Job
What follows is a set of records; repeat all of them exactly.

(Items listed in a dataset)
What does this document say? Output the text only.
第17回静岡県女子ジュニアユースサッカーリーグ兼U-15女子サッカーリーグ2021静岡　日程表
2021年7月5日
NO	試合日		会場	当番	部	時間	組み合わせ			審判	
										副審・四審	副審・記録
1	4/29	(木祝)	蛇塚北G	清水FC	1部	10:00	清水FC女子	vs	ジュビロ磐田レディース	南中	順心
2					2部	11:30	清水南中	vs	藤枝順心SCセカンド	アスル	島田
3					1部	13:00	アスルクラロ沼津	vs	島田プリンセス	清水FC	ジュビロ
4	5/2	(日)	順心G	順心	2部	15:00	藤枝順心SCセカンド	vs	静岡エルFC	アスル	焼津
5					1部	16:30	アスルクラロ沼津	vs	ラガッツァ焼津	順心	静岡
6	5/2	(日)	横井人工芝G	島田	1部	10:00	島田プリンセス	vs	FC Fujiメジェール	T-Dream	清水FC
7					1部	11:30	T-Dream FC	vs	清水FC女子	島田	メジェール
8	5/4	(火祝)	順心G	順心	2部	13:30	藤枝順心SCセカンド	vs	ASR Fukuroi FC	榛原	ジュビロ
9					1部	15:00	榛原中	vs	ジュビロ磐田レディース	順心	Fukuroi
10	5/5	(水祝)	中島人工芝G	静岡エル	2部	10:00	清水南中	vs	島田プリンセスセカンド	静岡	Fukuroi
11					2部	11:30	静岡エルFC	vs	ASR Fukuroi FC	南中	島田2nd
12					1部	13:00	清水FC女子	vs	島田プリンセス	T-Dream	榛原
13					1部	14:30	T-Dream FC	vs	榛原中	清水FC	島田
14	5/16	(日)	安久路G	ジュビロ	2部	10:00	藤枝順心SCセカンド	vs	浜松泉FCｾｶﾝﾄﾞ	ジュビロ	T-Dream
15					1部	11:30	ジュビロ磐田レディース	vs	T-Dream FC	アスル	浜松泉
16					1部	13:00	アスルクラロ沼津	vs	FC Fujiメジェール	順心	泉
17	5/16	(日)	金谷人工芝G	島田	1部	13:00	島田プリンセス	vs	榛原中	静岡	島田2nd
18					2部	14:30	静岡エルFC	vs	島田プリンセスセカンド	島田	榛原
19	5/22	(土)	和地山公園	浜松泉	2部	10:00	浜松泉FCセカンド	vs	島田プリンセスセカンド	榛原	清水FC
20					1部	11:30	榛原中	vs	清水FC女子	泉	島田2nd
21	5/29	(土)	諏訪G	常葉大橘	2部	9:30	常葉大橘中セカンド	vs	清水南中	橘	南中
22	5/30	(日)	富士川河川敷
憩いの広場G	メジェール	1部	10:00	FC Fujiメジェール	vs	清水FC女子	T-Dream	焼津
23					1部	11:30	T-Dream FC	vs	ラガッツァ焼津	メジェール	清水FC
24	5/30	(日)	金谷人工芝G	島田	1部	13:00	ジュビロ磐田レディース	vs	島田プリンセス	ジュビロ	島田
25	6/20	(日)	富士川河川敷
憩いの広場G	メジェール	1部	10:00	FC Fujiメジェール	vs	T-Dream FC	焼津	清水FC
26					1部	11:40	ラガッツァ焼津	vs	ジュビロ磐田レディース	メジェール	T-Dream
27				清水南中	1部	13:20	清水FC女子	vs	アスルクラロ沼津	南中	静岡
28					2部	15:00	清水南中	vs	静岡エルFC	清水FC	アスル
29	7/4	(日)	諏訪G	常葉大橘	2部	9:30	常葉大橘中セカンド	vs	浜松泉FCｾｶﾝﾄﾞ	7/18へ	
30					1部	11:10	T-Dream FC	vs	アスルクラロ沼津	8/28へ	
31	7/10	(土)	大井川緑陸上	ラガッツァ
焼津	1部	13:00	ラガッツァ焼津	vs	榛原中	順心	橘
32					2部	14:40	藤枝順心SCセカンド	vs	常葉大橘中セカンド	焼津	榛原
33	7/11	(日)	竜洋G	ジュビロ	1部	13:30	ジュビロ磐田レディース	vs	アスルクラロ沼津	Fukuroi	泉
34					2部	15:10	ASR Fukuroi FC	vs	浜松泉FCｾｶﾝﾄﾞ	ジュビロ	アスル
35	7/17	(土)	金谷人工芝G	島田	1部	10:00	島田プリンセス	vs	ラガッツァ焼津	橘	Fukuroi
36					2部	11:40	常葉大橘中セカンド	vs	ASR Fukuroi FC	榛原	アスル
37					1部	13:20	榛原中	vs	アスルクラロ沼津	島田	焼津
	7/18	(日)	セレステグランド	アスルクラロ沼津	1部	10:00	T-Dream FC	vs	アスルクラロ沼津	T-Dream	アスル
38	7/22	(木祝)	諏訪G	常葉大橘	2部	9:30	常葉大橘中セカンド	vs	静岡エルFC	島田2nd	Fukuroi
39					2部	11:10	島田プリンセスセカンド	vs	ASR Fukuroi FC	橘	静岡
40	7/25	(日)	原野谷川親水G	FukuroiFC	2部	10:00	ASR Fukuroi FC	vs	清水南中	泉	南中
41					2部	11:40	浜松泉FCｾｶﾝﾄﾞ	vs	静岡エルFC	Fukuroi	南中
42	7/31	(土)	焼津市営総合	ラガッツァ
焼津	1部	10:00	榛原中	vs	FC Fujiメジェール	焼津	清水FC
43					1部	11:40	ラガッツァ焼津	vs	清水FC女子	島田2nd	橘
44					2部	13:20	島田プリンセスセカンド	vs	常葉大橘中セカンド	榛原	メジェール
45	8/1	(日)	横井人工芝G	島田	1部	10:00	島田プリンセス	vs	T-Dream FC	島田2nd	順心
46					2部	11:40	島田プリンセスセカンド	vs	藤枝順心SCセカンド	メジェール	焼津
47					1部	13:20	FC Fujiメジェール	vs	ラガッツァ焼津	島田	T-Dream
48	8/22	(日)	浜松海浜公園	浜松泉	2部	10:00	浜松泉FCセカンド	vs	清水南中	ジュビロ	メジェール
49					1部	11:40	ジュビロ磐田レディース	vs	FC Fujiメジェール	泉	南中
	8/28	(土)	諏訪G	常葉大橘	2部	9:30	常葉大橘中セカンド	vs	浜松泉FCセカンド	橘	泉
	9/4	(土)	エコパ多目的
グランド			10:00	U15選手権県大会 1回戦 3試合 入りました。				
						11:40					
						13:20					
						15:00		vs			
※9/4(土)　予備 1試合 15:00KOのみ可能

Answer in full
What does this document say? Output the text only.
第17回静岡県女子ジュニアユースサッカーリーグ兼U-15女子サッカーリーグ2021静岡　日程表
2021年7月5日
NO	試合日		会場	当番	部	時間	組み合わせ			審判	
										副審・四審	副審・記録
1	4/29	(木祝)	蛇塚北G	清水FC	1部	10:00	清水FC女子	vs	ジュビロ磐田レディース	南中	順心
2					2部	11:30	清水南中	vs	藤枝順心SCセカンド	アスル	島田
3					1部	13:00	アスルクラロ沼津	vs	島田プリンセス	清水FC	ジュビロ
4	5/2	(日)	順心G	順心	2部	15:00	藤枝順心SCセカンド	vs	静岡エルFC	アスル	焼津
5					1部	16:30	アスルクラロ沼津	vs	ラガッツァ焼津	順心	静岡
6	5/2	(日)	横井人工芝G	島田	1部	10:00	島田プリンセス	vs	FC Fujiメジェール	T-Dream	清水FC
7					1部	11:30	T-Dream FC	vs	清水FC女子	島田	メジェール
8	5/4	(火祝)	順心G	順心	2部	13:30	藤枝順心SCセカンド	vs	ASR Fukuroi FC	榛原	ジュビロ
9					1部	15:00	榛原中	vs	ジュビロ磐田レディース	順心	Fukuroi
10	5/5	(水祝)	中島人工芝G	静岡エル	2部	10:00	清水南中	vs	島田プリンセスセカンド	静岡	Fukuroi
11					2部	11:30	静岡エルFC	vs	ASR Fukuroi FC	南中	島田2nd
12					1部	13:00	清水FC女子	vs	島田プリンセス	T-Dream	榛原
13					1部	14:30	T-Dream FC	vs	榛原中	清水FC	島田
14	5/16	(日)	安久路G	ジュビロ	2部	10:00	藤枝順心SCセカンド	vs	浜松泉FCｾｶﾝﾄﾞ	ジュビロ	T-Dream
15					1部	11:30	ジュビロ磐田レディース	vs	T-Dream FC	アスル	浜松泉
16					1部	13:00	アスルクラロ沼津	vs	FC Fujiメジェール	順心	泉
17	5/16	(日)	金谷人工芝G	島田	1部	13:00	島田プリンセス	vs	榛原中	静岡	島田2nd
18					2部	14:30	静岡エルFC	vs	島田プリンセスセカンド	島田	榛原
19	5/22	(土)	和地山公園	浜松泉	2部	10:00	浜松泉FCセカンド	vs	島田プリンセスセカンド	榛原	清水FC
20					1部	11:30	榛原中	vs	清水FC女子	泉	島田2nd
21	5/29	(土)	諏訪G	常葉大橘	2部	9:30	常葉大橘中セカンド	vs	清水南中	橘	南中
22	5/30	(日)	富士川河川敷
憩いの広場G	メジェール	1部	10:00	FC Fujiメジェール	vs	清水FC女子	T-Dream	焼津
23					1部	11:30	T-Dream FC	vs	ラガッツァ焼津	メジェール	清水FC
24	5/30	(日)	金谷人工芝G	島田	1部	13:00	ジュビロ磐田レディース	vs	島田プリンセス	ジュビロ	島田
25	6/20	(日)	富士川河川敷
憩いの広場G	メジェール	1部	10:00	FC Fujiメジェール	vs	T-Dream FC	焼津	清水FC
26					1部	11:40	ラガッツァ焼津	vs	ジュビロ磐田レディース	メジェール	T-Dream
27				清水南中	1部	13:20	清水FC女子	vs	アスルクラロ沼津	南中	静岡
28					2部	15:00	清水南中	vs	静岡エルFC	清水FC	アスル
29	7/4	(日)	諏訪G	常葉大橘	2部	9:30	常葉大橘中セカンド	vs	浜松泉FCｾｶﾝﾄﾞ	7/18へ	
30					1部	11:10	T-Dream FC	vs	アスルクラロ沼津	8/28へ	
31	7/10	(土)	大井川緑陸上	ラガッツァ
焼津	1部	13:00	ラガッツァ焼津	vs	榛原中	順心	橘
32					2部	14:40	藤枝順心SCセカンド	vs	常葉大橘中セカンド	焼津	榛原
33	7/11	(日)	竜洋G	ジュビロ	1部	13:30	ジュビロ磐田レディース	vs	アスルクラロ沼津	Fukuroi	泉
34					2部	15:10	ASR Fukuroi FC	vs	浜松泉FCｾｶﾝﾄﾞ	ジュビロ	アスル
35	7/17	(土)	金谷人工芝G	島田	1部	10:00	島田プリンセス	vs	ラガッツァ焼津	橘	Fukuroi
36					2部	11:40	常葉大橘中セカンド	vs	ASR Fukuroi FC	榛原	アスル
37					1部	13:20	榛原中	vs	アスルクラロ沼津	島田	焼津
	7/18	(日)	セレステグランド	アスルクラロ沼津	1部	10:00	T-Dream FC	vs	アスルクラロ沼津	T-Dream	アスル
38	7/22	(木祝)	諏訪G	常葉大橘	2部	9:30	常葉大橘中セカンド	vs	静岡エルFC	島田2nd	Fukuroi
39					2部	11:10	島田プリンセスセカンド	vs	ASR Fukuroi FC	橘	静岡
40	7/25	(日)	原野谷川親水G	FukuroiFC	2部	10:00	ASR Fukuroi FC	vs	清水南中	泉	南中
41					2部	11:40	浜松泉FCｾｶﾝﾄﾞ	vs	静岡エルFC	Fukuroi	南中
42	7/31	(土)	焼津市営総合	ラガッツァ
焼津	1部	10:00	榛原中	vs	FC Fujiメジェール	焼津	清水FC
43					1部	11:40	ラガッツァ焼津	vs	清水FC女子	島田2nd	橘
44					2部	13:20	島田プリンセスセカンド	vs	常葉大橘中セカンド	榛原	メジェール
45	8/1	(日)	横井人工芝G	島田	1部	10:00	島田プリンセス	vs	T-Dream FC	島田2nd	順心
46					2部	11:40	島田プリンセスセカンド	vs	藤枝順心SCセカンド	メジェール	焼津
47					1部	13:20	FC Fujiメジェール	vs	ラガッツァ焼津	島田	T-Dream
48	8/22	(日)	浜松海浜公園	浜松泉	2部	10:00	浜松泉FCセカンド	vs	清水南中	ジュビロ	メジェール
49					1部	11:40	ジュビロ磐田レディース	vs	FC Fujiメジェール	泉	南中
	8/28	(土)	諏訪G	常葉大橘	2部	9:30	常葉大橘中セカンド	vs	浜松泉FCセカンド	橘	泉
	9/4	(土)	エコパ多目的
グランド			10:00	U15選手権県大会 1回戦 3試合 入りました。				
						11:40					
						13:20					
						15:00		vs			
※9/4(土)　予備 1試合 15:00KOのみ可能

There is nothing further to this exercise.